Segment Start: Excerpt provided

There were 1,550 households, out of which 34.6% had children under the age of 18 living with them, 53.3% were married couples living together, 10.8% had a female householder with no husband present, and 32.1% were non-families. 27.9% of all households were made up of individuals, and 11.6% had someone living alone who was 65 years of age or older. The average household size was 2.41 and the average family size was 2.94.

The town population contained 25.7% under the age of 18, 7.2% from 18 to 24, 29.9% from 25 to 44, 21.3% from 45 to 64, and 15.9% who were 65 years of age or older. The median age was 36 years. For every 100 females, there were 88.1 males. For every 100 females age 18 and over, there were 84.0 males.

The median income for a household in the town was $46,204, and the median income for a family was $54,556. Males had a median income of $39,545 versus $25,753 for females. The per capita income for the town was $20,074. About 3.7% of families and 4.1% of the population were below the poverty line, including 5.7% of those under age 18 and none of those age 65 or over.
==Arts and culture==

===Museums and other points of interest===
The Pendleton Historic District covers an area roughly bounded by Fall Creek, the Conrail right-of-way, and Madison and Adams streets. It is listed on the National Register of Historic Places along with Madison County Bridge No. 149.

==Education==
It is in the South Madison Community School Corporation. The town houses the schools for that school district. The district has three elementary schools: Pendleton Elementary (formerly South Elementary), East Elementary and Maple Ridge Elementary. Pendleton Heights High School sits atop a hill on the edge of the east side of town and serves as the local high school. A newly constructed Pendleton Heights Middle School opened in August 2009 across from the high school. The former middle school, located in the downtown area just north of Pendleton Elementary, now serves as Pendleton Elementary School - Intermediate.

Segment End: Excerpt provided
Segment Start: Data records

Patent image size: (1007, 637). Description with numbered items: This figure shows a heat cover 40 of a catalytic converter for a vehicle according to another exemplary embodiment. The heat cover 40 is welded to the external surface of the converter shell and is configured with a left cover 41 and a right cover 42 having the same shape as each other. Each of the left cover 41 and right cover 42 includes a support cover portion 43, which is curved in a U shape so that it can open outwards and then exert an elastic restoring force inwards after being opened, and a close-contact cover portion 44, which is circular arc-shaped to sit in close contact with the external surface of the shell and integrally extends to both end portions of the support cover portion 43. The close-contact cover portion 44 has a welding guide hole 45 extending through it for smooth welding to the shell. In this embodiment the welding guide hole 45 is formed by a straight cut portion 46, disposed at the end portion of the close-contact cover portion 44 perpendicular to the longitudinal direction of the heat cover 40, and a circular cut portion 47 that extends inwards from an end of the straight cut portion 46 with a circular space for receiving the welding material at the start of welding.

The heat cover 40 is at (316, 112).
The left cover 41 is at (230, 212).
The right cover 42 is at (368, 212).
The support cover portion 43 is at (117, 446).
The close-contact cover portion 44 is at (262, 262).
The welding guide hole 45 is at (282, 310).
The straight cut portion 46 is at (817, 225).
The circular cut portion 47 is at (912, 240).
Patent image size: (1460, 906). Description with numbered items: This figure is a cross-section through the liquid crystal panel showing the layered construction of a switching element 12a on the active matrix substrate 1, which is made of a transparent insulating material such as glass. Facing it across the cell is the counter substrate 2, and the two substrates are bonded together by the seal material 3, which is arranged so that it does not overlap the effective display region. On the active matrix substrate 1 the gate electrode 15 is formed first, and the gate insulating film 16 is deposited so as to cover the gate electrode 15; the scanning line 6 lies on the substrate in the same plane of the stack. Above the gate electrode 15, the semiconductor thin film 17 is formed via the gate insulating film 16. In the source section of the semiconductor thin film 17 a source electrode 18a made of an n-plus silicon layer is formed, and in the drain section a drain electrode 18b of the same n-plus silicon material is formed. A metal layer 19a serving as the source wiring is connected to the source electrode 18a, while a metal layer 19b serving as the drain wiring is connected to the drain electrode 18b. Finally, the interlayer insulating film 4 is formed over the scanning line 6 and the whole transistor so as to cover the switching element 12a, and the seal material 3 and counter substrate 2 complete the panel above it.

Segment End: Data records

**Work task 1**. Rewrite the paragraph of the Pendleton excerpt that begins "The median income for a household" as a short bulleted list that keeps its main figures.
**Work task 2**. From the Pendleton excerpt, copy the stretch from "The town population" through "were 84.0 males." word for word.

**Answer section 1**.
- Median household income: $46,204
- Median family income: $54,556
- Median income by sex: $39,545 for males, $25,753 for females
- Per capita income: $20,074
- Below the poverty line: about 3.7% of families and 4.1% of the population, including 5.7% of those under 18 and none of those 65 or older

**Answer section 2**.
The town population contained 25.7% under the age of 18, 7.2% from 18 to 24, 29.9% from 25 to 44, 21.3% from 45 to 64, and 15.9% who were 65 years of age or older. The median age was 36 years. For every 100 females, there were 88.1 males. For every 100 females age 18 and over, there were 84.0 males.